* [YOUR OBJECTIVE] Render the lines of the records from the line containing "Identify all the" through the line containing "google-login-label: 透過 Google", inclusive, as a numbered list. Omit blank lines and leave the picture out.

* [DATA LISTING]
## begin
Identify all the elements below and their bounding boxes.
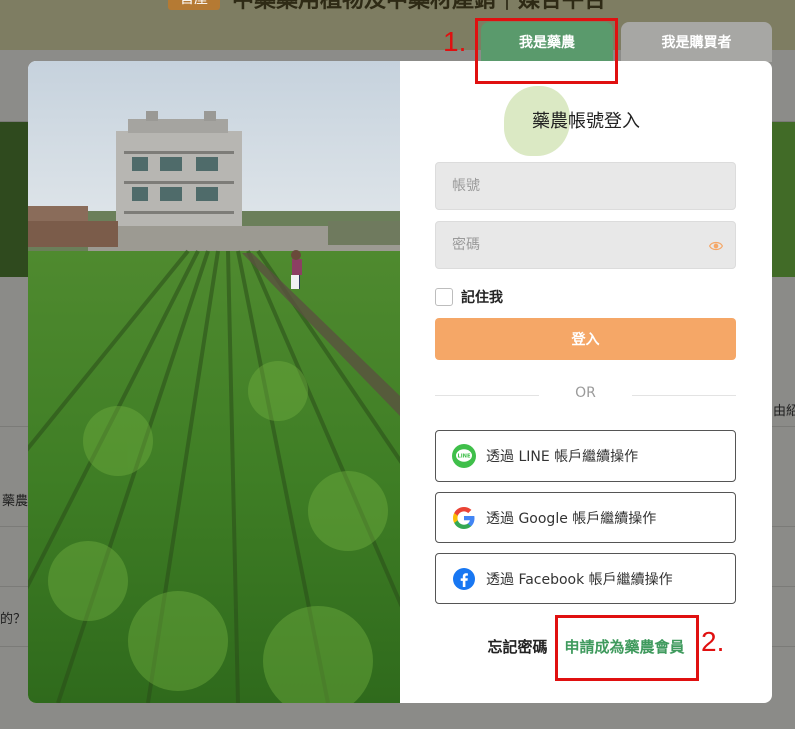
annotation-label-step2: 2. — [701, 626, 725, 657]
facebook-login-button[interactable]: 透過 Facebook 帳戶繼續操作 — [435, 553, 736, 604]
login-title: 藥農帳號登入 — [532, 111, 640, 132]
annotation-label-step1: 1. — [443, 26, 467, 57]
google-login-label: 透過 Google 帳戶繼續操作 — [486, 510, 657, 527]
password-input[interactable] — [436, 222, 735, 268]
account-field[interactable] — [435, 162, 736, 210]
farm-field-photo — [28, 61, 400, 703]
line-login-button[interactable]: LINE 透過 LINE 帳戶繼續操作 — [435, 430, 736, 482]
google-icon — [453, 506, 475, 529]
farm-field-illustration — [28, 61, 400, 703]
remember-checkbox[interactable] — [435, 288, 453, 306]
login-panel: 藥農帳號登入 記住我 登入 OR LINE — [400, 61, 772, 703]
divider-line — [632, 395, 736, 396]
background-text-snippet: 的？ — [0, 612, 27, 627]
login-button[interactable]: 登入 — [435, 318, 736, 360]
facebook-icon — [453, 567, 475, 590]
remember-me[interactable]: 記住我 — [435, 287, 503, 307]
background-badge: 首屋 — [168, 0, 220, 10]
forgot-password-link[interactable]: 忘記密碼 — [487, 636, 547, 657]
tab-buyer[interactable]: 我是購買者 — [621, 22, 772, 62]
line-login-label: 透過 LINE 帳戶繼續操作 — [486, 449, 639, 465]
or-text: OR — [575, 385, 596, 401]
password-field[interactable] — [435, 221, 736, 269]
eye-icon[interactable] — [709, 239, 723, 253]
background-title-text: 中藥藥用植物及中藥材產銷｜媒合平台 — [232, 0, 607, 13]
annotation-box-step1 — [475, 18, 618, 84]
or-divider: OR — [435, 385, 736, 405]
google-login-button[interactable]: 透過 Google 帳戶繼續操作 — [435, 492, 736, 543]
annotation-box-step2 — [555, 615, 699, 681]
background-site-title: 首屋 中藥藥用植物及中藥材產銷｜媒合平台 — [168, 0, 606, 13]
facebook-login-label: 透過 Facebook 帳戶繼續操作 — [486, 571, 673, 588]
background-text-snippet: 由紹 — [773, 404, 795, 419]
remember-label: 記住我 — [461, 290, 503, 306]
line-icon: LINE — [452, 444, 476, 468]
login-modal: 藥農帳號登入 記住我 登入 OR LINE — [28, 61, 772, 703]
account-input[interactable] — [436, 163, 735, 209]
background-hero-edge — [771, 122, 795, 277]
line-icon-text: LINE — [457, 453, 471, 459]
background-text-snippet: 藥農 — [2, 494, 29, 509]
## end
## begin
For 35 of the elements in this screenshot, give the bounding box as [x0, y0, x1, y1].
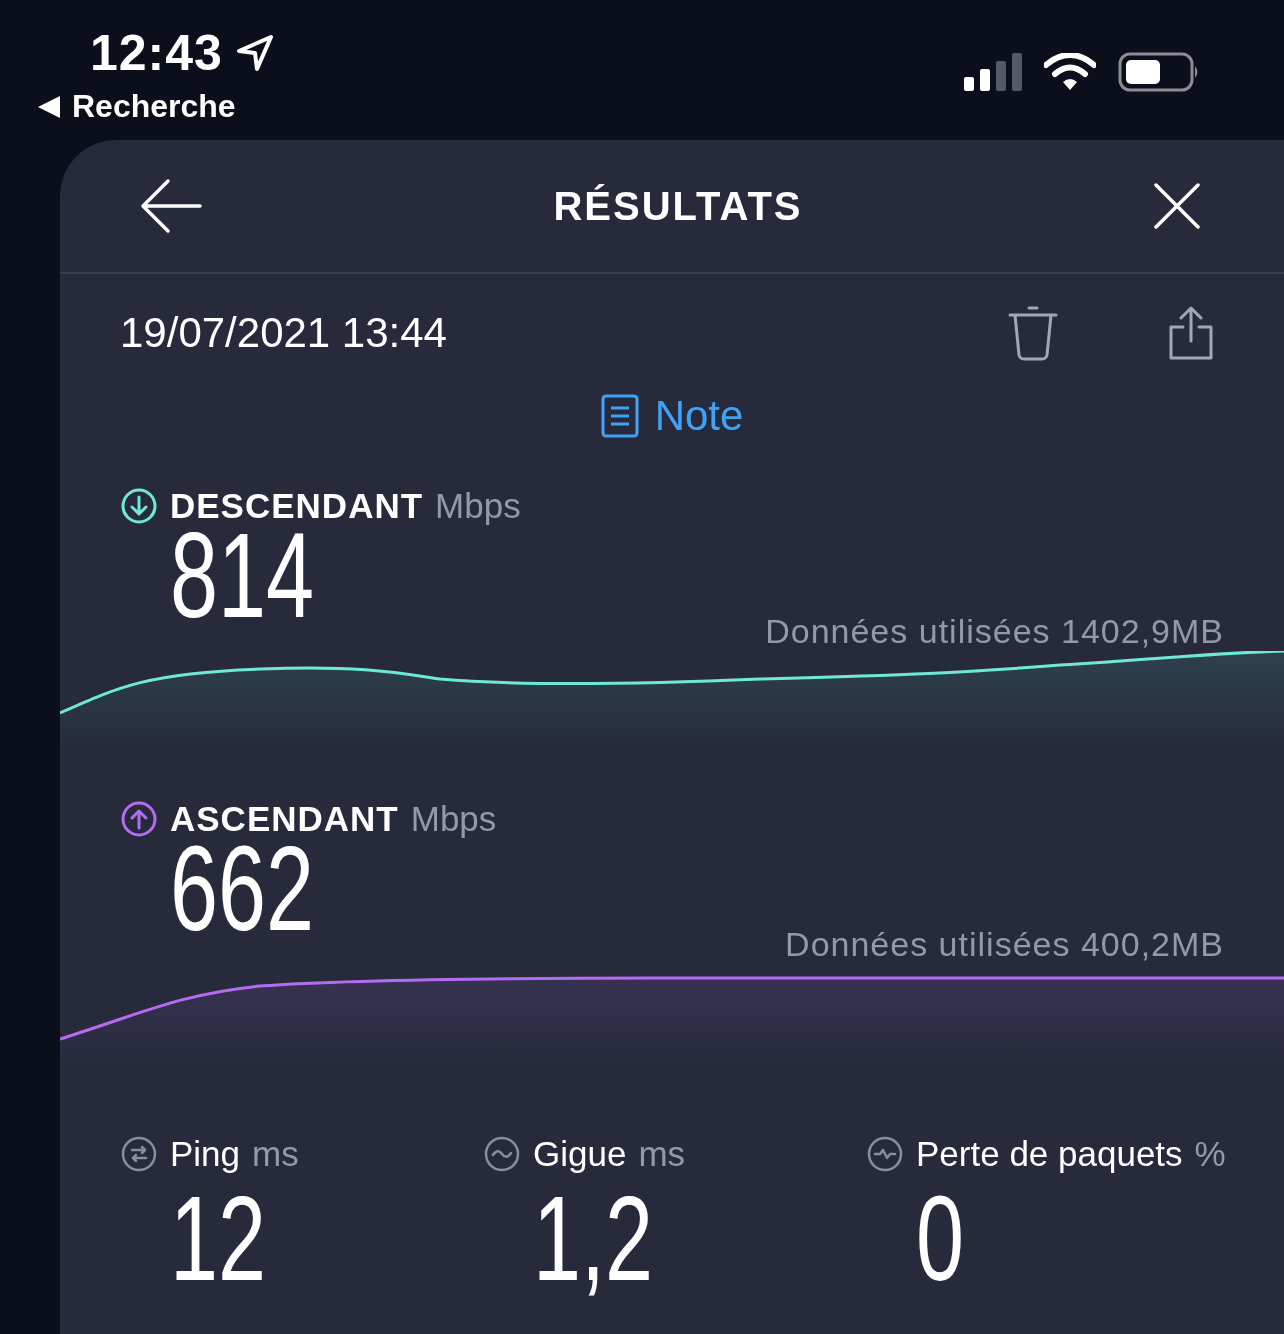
## end
* [EXERCISE OUTPUT]
1. Identify all the elements below and their bounding boxes.
2. annotation-label-step2: 2. — [701, 626, 725, 657]
3. facebook-login-button[interactable]: 透過 Facebook 帳戶繼續操作 — [435, 553, 736, 604]
4. login-title: 藥農帳號登入 — [532, 111, 640, 132]
5. annotation-label-step1: 1. — [443, 26, 467, 57]
6. google-login-label: 透過 Google 帳戶繼續操作 — [486, 510, 657, 527]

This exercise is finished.